*What is being asked:*
Search the data for the word "ابزارآلات" and copy every line that contains it.

*Input rows:*
• • • •
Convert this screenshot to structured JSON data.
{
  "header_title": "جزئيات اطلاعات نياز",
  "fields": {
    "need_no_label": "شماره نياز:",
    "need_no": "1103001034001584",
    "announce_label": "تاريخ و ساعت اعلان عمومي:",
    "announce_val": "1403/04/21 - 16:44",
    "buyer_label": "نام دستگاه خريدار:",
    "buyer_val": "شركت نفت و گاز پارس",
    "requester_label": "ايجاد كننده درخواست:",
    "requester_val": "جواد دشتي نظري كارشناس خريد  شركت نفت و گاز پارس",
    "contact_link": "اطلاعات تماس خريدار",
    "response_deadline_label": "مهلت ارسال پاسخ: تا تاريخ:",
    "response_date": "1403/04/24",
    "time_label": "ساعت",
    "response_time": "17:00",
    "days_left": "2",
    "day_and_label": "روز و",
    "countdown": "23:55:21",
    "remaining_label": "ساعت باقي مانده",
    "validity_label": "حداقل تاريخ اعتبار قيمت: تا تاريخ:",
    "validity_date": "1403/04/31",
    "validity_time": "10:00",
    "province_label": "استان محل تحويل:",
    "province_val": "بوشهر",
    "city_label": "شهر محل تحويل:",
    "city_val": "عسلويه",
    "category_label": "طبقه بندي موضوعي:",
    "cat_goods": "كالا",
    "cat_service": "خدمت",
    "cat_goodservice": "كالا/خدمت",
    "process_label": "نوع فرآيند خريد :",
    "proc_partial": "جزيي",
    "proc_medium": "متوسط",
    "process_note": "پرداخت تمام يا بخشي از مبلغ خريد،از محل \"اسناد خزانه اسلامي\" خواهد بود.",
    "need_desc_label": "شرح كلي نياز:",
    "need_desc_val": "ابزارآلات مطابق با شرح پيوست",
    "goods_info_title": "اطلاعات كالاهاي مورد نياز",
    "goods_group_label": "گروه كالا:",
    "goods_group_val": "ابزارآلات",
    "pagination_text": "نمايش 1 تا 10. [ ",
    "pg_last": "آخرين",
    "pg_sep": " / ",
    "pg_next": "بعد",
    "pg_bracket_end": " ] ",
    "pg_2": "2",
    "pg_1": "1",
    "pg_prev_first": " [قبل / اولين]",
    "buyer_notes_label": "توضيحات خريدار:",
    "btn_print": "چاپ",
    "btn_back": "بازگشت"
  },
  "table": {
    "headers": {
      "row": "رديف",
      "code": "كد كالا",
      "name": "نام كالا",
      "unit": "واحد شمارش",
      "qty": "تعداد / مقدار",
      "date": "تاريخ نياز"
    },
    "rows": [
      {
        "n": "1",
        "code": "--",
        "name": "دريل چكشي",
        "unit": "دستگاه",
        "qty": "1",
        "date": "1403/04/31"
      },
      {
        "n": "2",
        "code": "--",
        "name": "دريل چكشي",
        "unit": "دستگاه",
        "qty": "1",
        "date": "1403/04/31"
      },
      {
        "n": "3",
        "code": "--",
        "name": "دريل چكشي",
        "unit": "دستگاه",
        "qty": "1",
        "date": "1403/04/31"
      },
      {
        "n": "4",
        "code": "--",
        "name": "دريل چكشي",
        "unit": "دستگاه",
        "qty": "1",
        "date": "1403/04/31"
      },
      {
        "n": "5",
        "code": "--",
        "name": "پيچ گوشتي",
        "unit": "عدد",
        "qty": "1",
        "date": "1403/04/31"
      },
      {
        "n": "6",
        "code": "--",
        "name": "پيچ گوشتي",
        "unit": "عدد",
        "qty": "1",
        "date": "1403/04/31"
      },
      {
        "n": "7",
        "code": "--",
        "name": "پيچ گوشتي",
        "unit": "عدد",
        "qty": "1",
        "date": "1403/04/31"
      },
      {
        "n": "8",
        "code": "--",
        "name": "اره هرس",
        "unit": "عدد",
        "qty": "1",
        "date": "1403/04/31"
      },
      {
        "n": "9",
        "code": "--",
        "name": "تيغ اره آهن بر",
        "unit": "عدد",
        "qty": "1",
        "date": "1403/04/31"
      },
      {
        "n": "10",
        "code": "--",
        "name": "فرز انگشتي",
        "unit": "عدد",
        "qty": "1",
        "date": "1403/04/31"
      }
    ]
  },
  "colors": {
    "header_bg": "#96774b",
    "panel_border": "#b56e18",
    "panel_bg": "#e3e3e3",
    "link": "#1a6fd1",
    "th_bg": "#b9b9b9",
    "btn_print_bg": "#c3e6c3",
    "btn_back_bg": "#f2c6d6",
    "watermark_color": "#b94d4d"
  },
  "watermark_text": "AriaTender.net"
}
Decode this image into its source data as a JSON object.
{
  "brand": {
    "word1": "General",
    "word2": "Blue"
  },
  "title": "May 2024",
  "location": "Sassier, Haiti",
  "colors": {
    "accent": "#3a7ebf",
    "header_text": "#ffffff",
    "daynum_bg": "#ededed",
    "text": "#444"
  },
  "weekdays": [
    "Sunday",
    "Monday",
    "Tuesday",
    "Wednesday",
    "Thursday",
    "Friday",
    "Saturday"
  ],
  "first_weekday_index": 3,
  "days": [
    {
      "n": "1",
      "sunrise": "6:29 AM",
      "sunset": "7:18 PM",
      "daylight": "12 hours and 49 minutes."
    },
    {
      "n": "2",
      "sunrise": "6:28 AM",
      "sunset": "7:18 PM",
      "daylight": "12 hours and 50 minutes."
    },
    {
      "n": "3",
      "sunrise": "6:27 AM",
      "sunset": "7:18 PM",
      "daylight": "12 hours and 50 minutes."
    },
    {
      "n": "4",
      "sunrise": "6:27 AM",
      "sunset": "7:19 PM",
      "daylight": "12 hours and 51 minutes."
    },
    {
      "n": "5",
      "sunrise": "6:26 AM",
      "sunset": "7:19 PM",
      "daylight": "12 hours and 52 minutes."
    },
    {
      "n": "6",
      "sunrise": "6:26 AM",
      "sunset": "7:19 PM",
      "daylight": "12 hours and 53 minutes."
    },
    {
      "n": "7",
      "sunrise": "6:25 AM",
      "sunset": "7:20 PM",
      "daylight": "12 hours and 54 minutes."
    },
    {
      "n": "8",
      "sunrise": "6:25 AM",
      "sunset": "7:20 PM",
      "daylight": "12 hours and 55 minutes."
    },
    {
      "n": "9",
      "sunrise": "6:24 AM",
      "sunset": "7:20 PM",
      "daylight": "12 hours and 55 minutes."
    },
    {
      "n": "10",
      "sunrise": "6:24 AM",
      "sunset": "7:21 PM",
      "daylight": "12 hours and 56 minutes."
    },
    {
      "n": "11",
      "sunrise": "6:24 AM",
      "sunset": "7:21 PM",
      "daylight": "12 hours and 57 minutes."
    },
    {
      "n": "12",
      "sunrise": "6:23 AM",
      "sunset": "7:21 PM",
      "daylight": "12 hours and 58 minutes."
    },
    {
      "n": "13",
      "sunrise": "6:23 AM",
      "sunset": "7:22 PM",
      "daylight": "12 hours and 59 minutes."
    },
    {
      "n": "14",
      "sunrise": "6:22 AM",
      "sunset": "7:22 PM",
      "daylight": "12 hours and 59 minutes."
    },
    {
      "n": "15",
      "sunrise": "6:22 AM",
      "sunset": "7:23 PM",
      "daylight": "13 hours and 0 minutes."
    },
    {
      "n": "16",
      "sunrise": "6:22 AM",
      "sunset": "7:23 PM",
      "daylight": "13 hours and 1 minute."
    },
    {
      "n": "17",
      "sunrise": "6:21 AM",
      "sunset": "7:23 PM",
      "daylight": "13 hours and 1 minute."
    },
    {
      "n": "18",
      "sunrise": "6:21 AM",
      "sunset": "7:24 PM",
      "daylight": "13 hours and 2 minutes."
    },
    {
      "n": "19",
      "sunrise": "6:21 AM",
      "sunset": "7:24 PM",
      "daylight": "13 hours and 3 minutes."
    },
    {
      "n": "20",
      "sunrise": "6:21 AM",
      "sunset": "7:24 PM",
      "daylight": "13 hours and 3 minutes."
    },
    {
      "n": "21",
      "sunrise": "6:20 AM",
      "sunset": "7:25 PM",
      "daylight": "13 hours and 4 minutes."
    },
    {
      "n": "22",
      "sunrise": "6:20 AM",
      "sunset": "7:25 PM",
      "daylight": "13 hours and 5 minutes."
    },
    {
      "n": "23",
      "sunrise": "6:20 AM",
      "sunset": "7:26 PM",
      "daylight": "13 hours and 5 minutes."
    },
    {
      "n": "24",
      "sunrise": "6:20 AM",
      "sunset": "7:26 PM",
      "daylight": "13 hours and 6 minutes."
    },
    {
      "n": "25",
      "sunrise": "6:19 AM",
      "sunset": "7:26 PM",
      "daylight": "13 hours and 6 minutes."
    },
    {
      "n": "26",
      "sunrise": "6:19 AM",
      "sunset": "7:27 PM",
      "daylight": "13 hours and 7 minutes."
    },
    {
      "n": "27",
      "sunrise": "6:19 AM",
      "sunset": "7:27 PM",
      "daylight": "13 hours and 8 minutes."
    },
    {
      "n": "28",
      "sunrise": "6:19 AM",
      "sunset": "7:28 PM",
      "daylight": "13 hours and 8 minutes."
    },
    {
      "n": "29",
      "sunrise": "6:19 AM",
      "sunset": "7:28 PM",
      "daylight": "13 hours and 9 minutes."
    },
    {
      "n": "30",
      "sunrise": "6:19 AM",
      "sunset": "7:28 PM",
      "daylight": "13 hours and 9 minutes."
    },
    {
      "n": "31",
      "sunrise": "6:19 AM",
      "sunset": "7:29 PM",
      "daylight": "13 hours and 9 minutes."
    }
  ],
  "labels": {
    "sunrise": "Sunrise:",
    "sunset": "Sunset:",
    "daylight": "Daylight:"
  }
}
• • • •
*Solution to the problem:*
    "need_desc_val": "ابزارآلات مطابق با شرح پيوست",
    "goods_group_val": "ابزارآلات",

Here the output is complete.